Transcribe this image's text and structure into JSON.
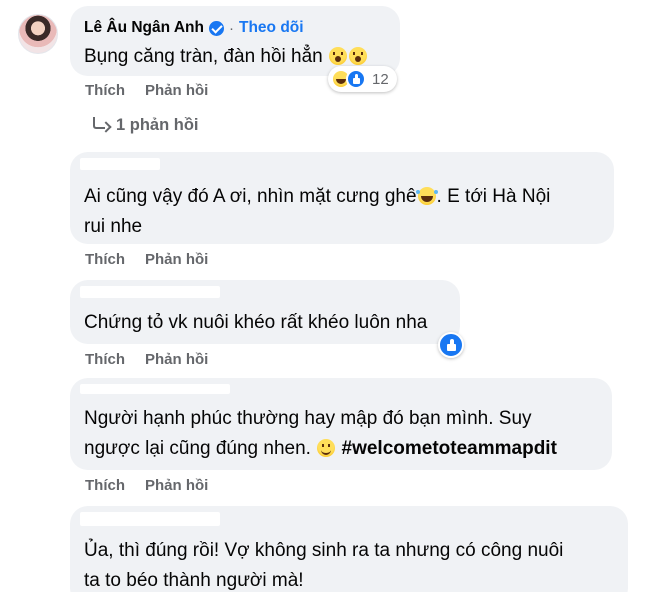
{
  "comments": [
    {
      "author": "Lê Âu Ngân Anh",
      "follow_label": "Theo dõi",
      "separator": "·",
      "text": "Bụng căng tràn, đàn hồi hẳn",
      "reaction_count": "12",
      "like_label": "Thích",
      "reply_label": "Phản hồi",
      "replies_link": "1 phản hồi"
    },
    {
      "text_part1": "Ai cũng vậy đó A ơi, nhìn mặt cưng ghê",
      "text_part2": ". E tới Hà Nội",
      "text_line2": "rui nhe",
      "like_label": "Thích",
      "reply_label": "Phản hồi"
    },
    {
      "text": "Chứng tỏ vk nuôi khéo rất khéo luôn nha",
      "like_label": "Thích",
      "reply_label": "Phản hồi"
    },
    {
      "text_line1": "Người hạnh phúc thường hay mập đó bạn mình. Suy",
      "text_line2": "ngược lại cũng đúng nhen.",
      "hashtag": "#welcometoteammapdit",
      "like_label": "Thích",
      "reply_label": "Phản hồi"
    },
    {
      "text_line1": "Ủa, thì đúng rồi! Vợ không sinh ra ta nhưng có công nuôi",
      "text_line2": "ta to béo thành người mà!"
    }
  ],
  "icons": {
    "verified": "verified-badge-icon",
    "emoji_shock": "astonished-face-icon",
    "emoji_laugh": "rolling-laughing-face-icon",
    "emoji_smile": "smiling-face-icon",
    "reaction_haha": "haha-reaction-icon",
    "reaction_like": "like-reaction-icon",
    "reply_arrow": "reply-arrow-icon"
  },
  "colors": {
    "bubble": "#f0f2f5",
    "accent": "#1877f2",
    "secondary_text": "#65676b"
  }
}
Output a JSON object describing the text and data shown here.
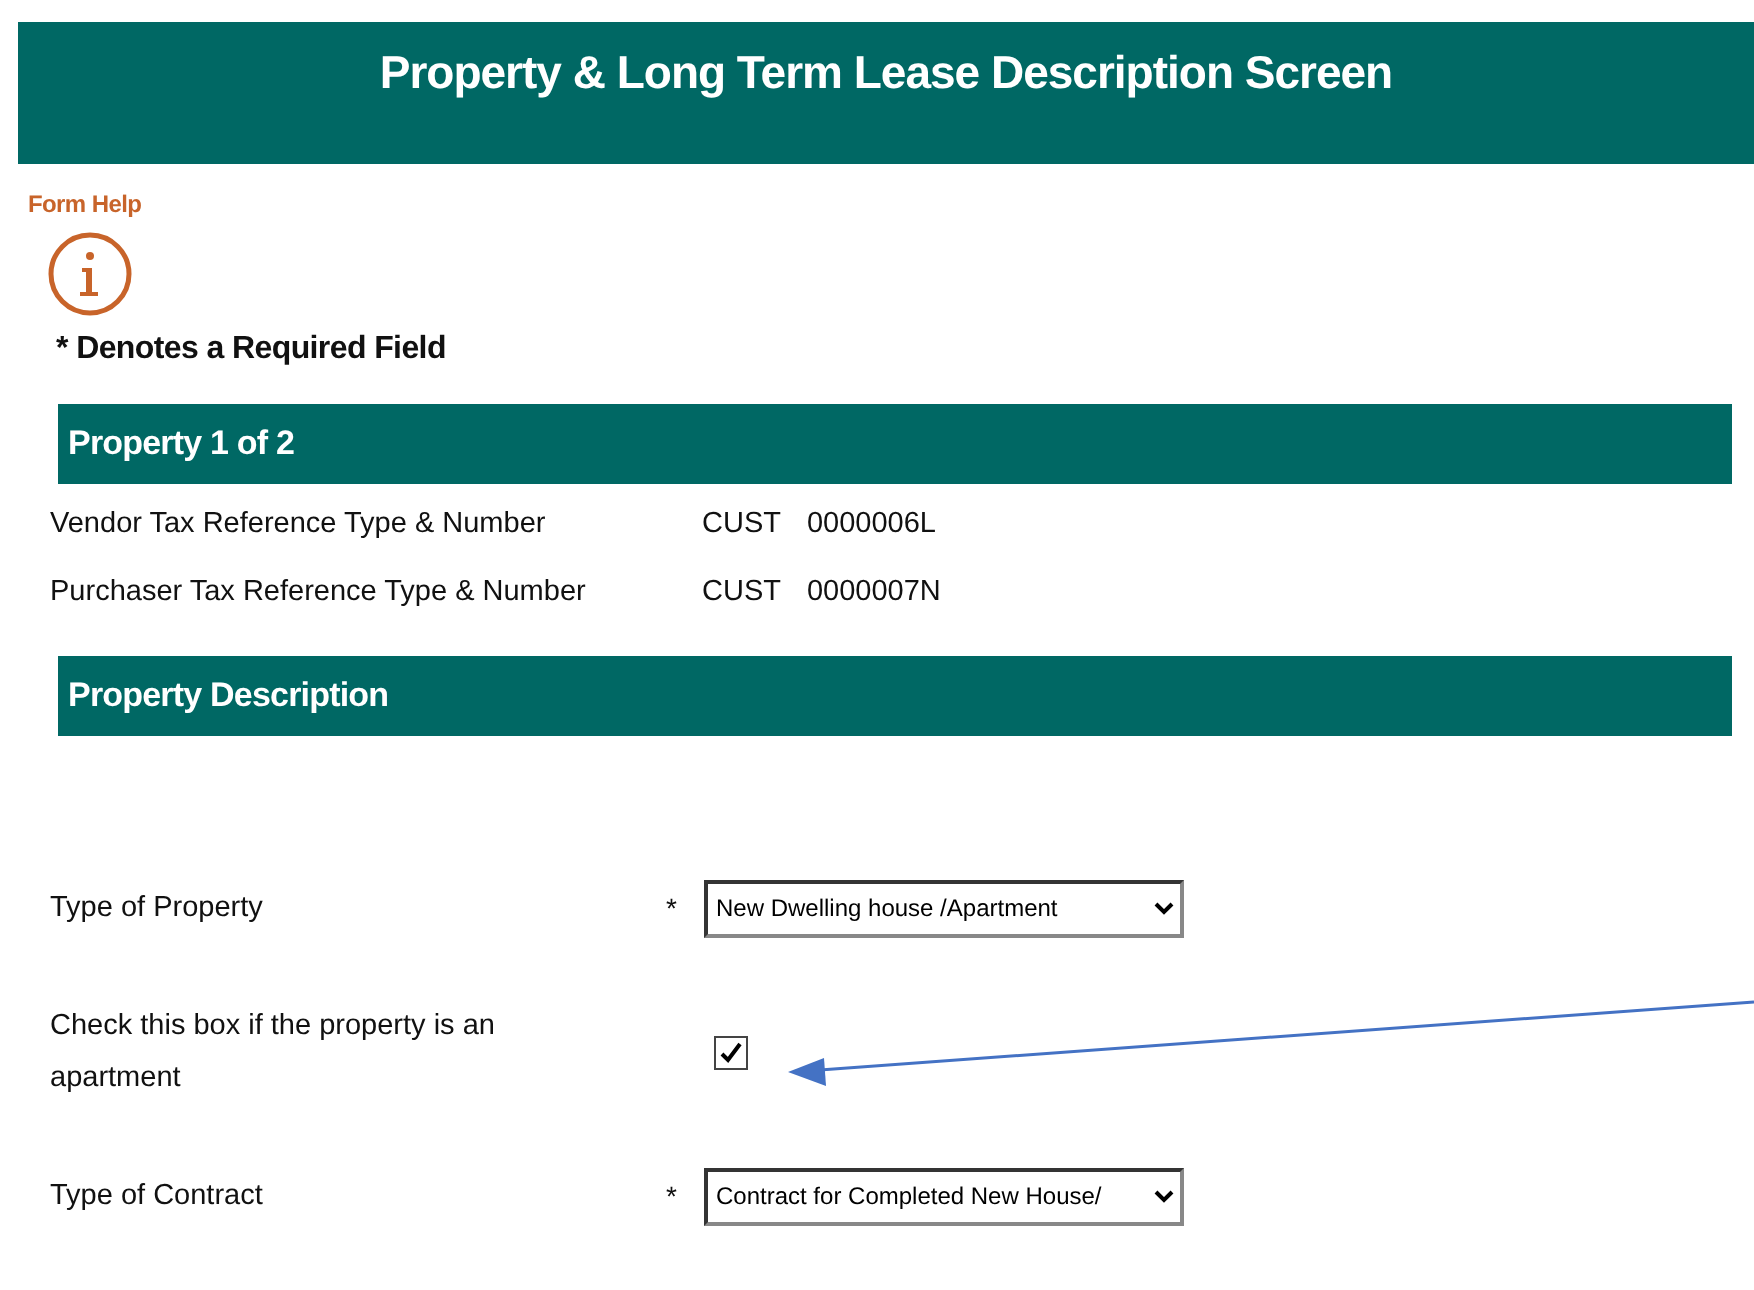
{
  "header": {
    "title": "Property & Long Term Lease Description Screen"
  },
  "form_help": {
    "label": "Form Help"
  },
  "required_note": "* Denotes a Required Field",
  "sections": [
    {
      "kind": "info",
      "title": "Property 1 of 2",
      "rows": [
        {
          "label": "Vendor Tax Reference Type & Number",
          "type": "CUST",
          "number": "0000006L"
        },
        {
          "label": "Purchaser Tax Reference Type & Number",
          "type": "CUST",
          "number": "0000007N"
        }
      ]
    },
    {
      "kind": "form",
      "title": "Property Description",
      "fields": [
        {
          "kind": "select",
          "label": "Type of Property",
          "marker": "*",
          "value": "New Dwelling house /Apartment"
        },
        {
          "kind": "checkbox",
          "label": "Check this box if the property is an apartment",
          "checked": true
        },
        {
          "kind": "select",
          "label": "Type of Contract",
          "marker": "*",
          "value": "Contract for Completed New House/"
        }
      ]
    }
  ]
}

------------------------------

WHAT YOU HAVE TO DO
Extract, exactly as written, the span of lines from the one holding "Output a JSON" through the last line, inclusive. Skip any picture.

SOLUTION
Output a JSON object describing the text and data shown here.
{
  "header": {
    "title": "Property & Long Term Lease Description Screen"
  },
  "form_help": {
    "label": "Form Help"
  },
  "required_note": "* Denotes a Required Field",
  "sections": [
    {
      "kind": "info",
      "title": "Property 1 of 2",
      "rows": [
        {
          "label": "Vendor Tax Reference Type & Number",
          "type": "CUST",
          "number": "0000006L"
        },
        {
          "label": "Purchaser Tax Reference Type & Number",
          "type": "CUST",
          "number": "0000007N"
        }
      ]
    },
    {
      "kind": "form",
      "title": "Property Description",
      "fields": [
        {
          "kind": "select",
          "label": "Type of Property",
          "marker": "*",
          "value": "New Dwelling house /Apartment"
        },
        {
          "kind": "checkbox",
          "label": "Check this box if the property is an apartment",
          "checked": true
        },
        {
          "kind": "select",
          "label": "Type of Contract",
          "marker": "*",
          "value": "Contract for Completed New House/"
        }
      ]
    }
  ]
}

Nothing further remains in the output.